_Short exercise_. Omit images. Retype all entries verbatim.

_Supplied records_.

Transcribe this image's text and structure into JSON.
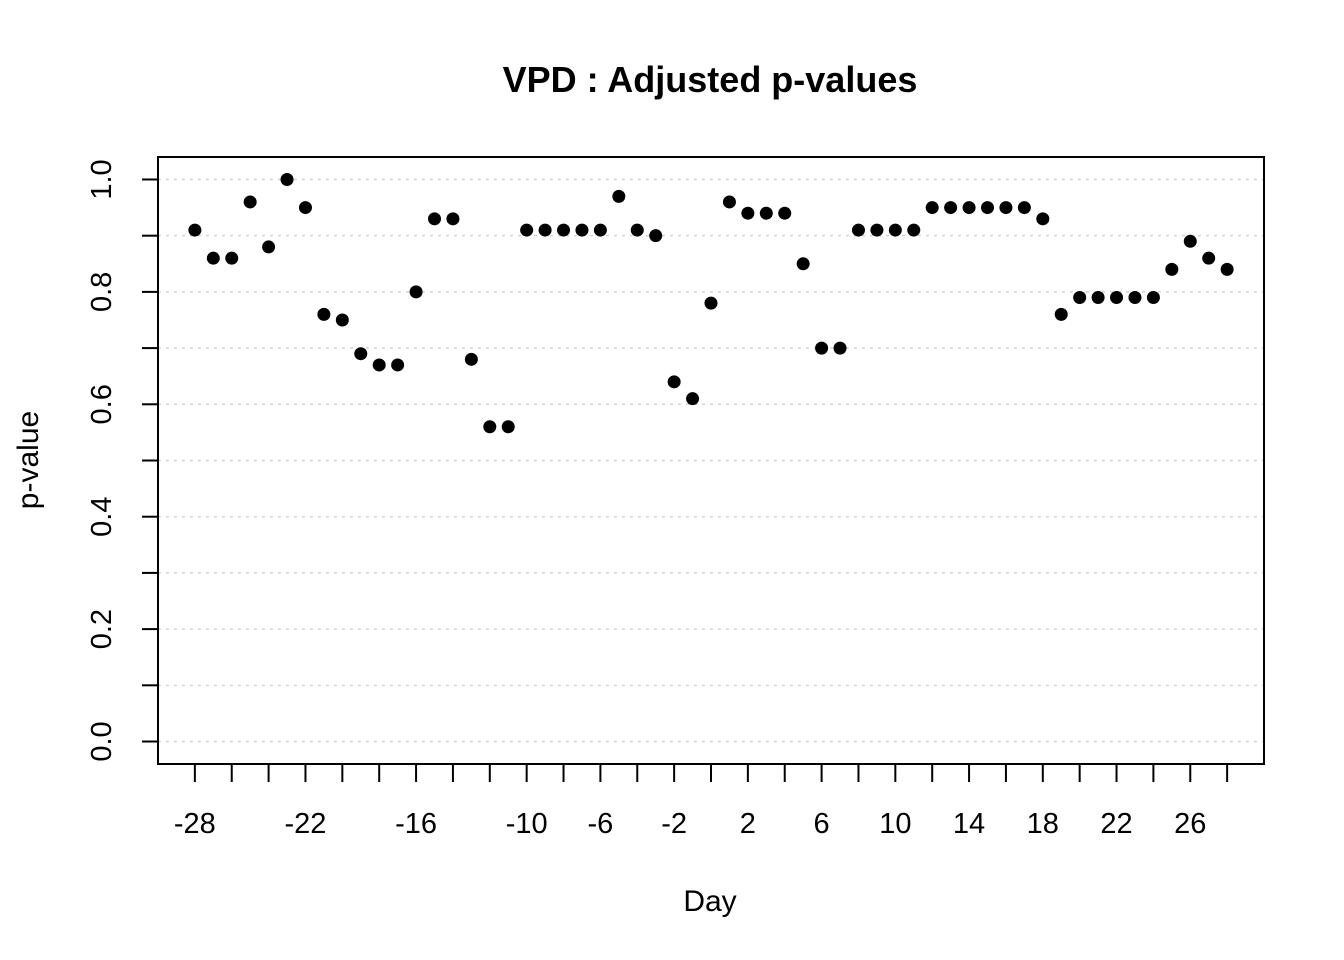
{
  "chart_data": {
    "type": "scatter",
    "title": "VPD : Adjusted p-values",
    "xlabel": "Day",
    "ylabel": "p-value",
    "xlim": [
      -30,
      30
    ],
    "ylim": [
      -0.04,
      1.04
    ],
    "x_ticks_minor": [
      -28,
      -26,
      -24,
      -22,
      -20,
      -18,
      -16,
      -14,
      -12,
      -10,
      -8,
      -6,
      -4,
      -2,
      0,
      2,
      4,
      6,
      8,
      10,
      12,
      14,
      16,
      18,
      20,
      22,
      24,
      26,
      28
    ],
    "x_tick_labels": [
      "-28",
      "-22",
      "-16",
      "-10",
      "-6",
      "-2",
      "2",
      "6",
      "10",
      "14",
      "18",
      "22",
      "26"
    ],
    "x_tick_label_values": [
      -28,
      -22,
      -16,
      -10,
      -6,
      -2,
      2,
      6,
      10,
      14,
      18,
      22,
      26
    ],
    "y_ticks": [
      0.0,
      0.2,
      0.4,
      0.6,
      0.8,
      1.0
    ],
    "y_tick_labels": [
      "0.0",
      "0.2",
      "0.4",
      "0.6",
      "0.8",
      "1.0"
    ],
    "y_grid": [
      0.0,
      0.1,
      0.2,
      0.3,
      0.4,
      0.5,
      0.6,
      0.7,
      0.8,
      0.9,
      1.0
    ],
    "grid": true,
    "color": "#000000",
    "x": [
      -28,
      -27,
      -26,
      -25,
      -24,
      -23,
      -22,
      -21,
      -20,
      -19,
      -18,
      -17,
      -16,
      -15,
      -14,
      -13,
      -12,
      -11,
      -10,
      -9,
      -8,
      -7,
      -6,
      -5,
      -4,
      -3,
      -2,
      -1,
      0,
      1,
      2,
      3,
      4,
      5,
      6,
      7,
      8,
      9,
      10,
      11,
      12,
      13,
      14,
      15,
      16,
      17,
      18,
      19,
      20,
      21,
      22,
      23,
      24,
      25,
      26,
      27,
      28
    ],
    "y": [
      0.91,
      0.86,
      0.86,
      0.96,
      0.88,
      1.0,
      0.95,
      0.76,
      0.75,
      0.69,
      0.67,
      0.67,
      0.8,
      0.93,
      0.93,
      0.68,
      0.56,
      0.56,
      0.91,
      0.91,
      0.91,
      0.91,
      0.91,
      0.97,
      0.91,
      0.9,
      0.64,
      0.61,
      0.78,
      0.96,
      0.94,
      0.94,
      0.94,
      0.85,
      0.7,
      0.7,
      0.91,
      0.91,
      0.91,
      0.91,
      0.95,
      0.95,
      0.95,
      0.95,
      0.95,
      0.95,
      0.93,
      0.76,
      0.79,
      0.79,
      0.79,
      0.79,
      0.79,
      0.84,
      0.89,
      0.86,
      0.84
    ]
  }
}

_Correct answer_.
Transcribe this image's text and structure into JSON.
{
  "chart_data": {
    "type": "scatter",
    "title": "VPD : Adjusted p-values",
    "xlabel": "Day",
    "ylabel": "p-value",
    "xlim": [
      -30,
      30
    ],
    "ylim": [
      -0.04,
      1.04
    ],
    "x_ticks_minor": [
      -28,
      -26,
      -24,
      -22,
      -20,
      -18,
      -16,
      -14,
      -12,
      -10,
      -8,
      -6,
      -4,
      -2,
      0,
      2,
      4,
      6,
      8,
      10,
      12,
      14,
      16,
      18,
      20,
      22,
      24,
      26,
      28
    ],
    "x_tick_labels": [
      "-28",
      "-22",
      "-16",
      "-10",
      "-6",
      "-2",
      "2",
      "6",
      "10",
      "14",
      "18",
      "22",
      "26"
    ],
    "x_tick_label_values": [
      -28,
      -22,
      -16,
      -10,
      -6,
      -2,
      2,
      6,
      10,
      14,
      18,
      22,
      26
    ],
    "y_ticks": [
      0.0,
      0.2,
      0.4,
      0.6,
      0.8,
      1.0
    ],
    "y_tick_labels": [
      "0.0",
      "0.2",
      "0.4",
      "0.6",
      "0.8",
      "1.0"
    ],
    "y_grid": [
      0.0,
      0.1,
      0.2,
      0.3,
      0.4,
      0.5,
      0.6,
      0.7,
      0.8,
      0.9,
      1.0
    ],
    "grid": true,
    "color": "#000000",
    "x": [
      -28,
      -27,
      -26,
      -25,
      -24,
      -23,
      -22,
      -21,
      -20,
      -19,
      -18,
      -17,
      -16,
      -15,
      -14,
      -13,
      -12,
      -11,
      -10,
      -9,
      -8,
      -7,
      -6,
      -5,
      -4,
      -3,
      -2,
      -1,
      0,
      1,
      2,
      3,
      4,
      5,
      6,
      7,
      8,
      9,
      10,
      11,
      12,
      13,
      14,
      15,
      16,
      17,
      18,
      19,
      20,
      21,
      22,
      23,
      24,
      25,
      26,
      27,
      28
    ],
    "y": [
      0.91,
      0.86,
      0.86,
      0.96,
      0.88,
      1.0,
      0.95,
      0.76,
      0.75,
      0.69,
      0.67,
      0.67,
      0.8,
      0.93,
      0.93,
      0.68,
      0.56,
      0.56,
      0.91,
      0.91,
      0.91,
      0.91,
      0.91,
      0.97,
      0.91,
      0.9,
      0.64,
      0.61,
      0.78,
      0.96,
      0.94,
      0.94,
      0.94,
      0.85,
      0.7,
      0.7,
      0.91,
      0.91,
      0.91,
      0.91,
      0.95,
      0.95,
      0.95,
      0.95,
      0.95,
      0.95,
      0.93,
      0.76,
      0.79,
      0.79,
      0.79,
      0.79,
      0.79,
      0.84,
      0.89,
      0.86,
      0.84
    ]
  }
}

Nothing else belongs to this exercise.